TASK DIRECTIONS
Copy the lines verbatim, beginning with the line that contains "Transcribe the text in this document." and continuing through the end of the data, and only those lines.

EXERCISE INPUT
__________
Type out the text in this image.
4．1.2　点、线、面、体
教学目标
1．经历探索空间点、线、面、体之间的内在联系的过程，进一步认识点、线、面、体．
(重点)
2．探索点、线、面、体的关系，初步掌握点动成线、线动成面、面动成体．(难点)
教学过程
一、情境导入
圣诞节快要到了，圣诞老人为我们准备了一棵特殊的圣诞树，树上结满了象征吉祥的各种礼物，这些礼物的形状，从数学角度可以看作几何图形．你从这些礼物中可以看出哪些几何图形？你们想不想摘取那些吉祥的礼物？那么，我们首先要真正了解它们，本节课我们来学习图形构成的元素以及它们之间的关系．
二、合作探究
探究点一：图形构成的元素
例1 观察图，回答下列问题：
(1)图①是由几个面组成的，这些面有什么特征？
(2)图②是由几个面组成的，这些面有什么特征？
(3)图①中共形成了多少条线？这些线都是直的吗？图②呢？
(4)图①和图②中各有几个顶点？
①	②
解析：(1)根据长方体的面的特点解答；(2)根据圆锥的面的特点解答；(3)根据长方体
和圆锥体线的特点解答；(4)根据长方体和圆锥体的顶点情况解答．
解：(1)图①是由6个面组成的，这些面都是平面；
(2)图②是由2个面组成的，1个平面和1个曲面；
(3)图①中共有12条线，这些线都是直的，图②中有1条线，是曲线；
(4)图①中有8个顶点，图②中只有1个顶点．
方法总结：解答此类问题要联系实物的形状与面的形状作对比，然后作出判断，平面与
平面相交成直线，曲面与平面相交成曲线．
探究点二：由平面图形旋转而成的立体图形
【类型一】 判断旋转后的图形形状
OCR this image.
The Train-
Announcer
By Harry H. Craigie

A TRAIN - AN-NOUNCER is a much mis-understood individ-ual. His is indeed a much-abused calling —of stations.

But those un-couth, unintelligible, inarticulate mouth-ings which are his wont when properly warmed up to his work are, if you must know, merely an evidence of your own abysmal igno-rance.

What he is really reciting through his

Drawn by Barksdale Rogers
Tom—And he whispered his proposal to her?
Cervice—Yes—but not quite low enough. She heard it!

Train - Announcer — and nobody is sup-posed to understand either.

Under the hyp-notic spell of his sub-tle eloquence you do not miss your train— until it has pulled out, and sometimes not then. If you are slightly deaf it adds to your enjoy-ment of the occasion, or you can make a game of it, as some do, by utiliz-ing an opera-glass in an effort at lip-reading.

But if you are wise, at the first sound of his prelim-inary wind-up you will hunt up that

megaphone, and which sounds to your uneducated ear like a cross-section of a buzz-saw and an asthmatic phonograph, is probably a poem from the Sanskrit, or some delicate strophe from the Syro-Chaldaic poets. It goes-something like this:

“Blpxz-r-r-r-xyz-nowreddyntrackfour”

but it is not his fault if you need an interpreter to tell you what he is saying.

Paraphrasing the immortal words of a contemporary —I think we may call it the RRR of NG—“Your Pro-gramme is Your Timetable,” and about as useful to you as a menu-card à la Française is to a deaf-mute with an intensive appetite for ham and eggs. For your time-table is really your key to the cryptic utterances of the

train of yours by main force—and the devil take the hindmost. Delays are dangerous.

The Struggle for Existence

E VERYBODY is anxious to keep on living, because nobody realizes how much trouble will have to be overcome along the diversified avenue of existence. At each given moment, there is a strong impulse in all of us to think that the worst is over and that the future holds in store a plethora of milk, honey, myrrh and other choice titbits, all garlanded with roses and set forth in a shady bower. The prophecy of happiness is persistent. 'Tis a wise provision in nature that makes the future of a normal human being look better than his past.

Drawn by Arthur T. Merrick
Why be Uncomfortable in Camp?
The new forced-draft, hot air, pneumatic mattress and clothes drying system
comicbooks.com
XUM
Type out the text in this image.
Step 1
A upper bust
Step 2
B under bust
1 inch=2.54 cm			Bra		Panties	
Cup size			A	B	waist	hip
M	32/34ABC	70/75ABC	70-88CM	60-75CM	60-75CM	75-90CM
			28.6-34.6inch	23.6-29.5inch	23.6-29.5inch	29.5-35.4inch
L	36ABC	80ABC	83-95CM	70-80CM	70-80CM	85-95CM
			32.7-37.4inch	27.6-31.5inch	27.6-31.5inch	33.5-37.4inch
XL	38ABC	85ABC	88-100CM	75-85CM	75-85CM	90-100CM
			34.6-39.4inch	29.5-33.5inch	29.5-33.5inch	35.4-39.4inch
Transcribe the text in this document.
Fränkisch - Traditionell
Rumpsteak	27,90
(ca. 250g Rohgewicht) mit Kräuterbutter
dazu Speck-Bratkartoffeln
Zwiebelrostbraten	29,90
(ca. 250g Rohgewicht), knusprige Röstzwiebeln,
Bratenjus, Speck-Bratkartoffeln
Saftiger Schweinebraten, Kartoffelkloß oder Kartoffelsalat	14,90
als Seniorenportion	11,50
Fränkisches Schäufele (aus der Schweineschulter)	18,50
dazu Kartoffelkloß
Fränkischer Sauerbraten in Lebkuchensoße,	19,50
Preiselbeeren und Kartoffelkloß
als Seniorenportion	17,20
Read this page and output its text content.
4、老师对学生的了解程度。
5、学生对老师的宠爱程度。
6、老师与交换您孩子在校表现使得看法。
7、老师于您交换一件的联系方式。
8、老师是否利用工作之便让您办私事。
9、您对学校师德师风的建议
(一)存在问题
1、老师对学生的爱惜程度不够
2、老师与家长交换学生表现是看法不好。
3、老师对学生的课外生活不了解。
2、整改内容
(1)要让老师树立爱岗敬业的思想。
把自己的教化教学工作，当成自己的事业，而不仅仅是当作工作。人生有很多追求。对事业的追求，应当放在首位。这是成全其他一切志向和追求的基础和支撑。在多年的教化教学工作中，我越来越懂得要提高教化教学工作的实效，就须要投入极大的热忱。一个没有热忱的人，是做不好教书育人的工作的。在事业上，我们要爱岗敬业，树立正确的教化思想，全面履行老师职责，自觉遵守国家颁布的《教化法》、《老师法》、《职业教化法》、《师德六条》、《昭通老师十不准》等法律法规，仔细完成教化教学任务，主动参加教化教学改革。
__________
TASK OUTPUT
Transcribe the text in this document.
Fränkisch - Traditionell
Rumpsteak	27,90
(ca. 250g Rohgewicht) mit Kräuterbutter
dazu Speck-Bratkartoffeln
Zwiebelrostbraten	29,90
(ca. 250g Rohgewicht), knusprige Röstzwiebeln,
Bratenjus, Speck-Bratkartoffeln
Saftiger Schweinebraten, Kartoffelkloß oder Kartoffelsalat	14,90
als Seniorenportion	11,50
Fränkisches Schäufele (aus der Schweineschulter)	18,50
dazu Kartoffelkloß
Fränkischer Sauerbraten in Lebkuchensoße,	19,50
Preiselbeeren und Kartoffelkloß
als Seniorenportion	17,20
Read this page and output its text content.
4、老师对学生的了解程度。
5、学生对老师的宠爱程度。
6、老师与交换您孩子在校表现使得看法。
7、老师于您交换一件的联系方式。
8、老师是否利用工作之便让您办私事。
9、您对学校师德师风的建议
(一)存在问题
1、老师对学生的爱惜程度不够
2、老师与家长交换学生表现是看法不好。
3、老师对学生的课外生活不了解。
2、整改内容
(1)要让老师树立爱岗敬业的思想。
把自己的教化教学工作，当成自己的事业，而不仅仅是当作工作。人生有很多追求。对事业的追求，应当放在首位。这是成全其他一切志向和追求的基础和支撑。在多年的教化教学工作中，我越来越懂得要提高教化教学工作的实效，就须要投入极大的热忱。一个没有热忱的人，是做不好教书育人的工作的。在事业上，我们要爱岗敬业，树立正确的教化思想，全面履行老师职责，自觉遵守国家颁布的《教化法》、《老师法》、《职业教化法》、《师德六条》、《昭通老师十不准》等法律法规，仔细完成教化教学任务，主动参加教化教学改革。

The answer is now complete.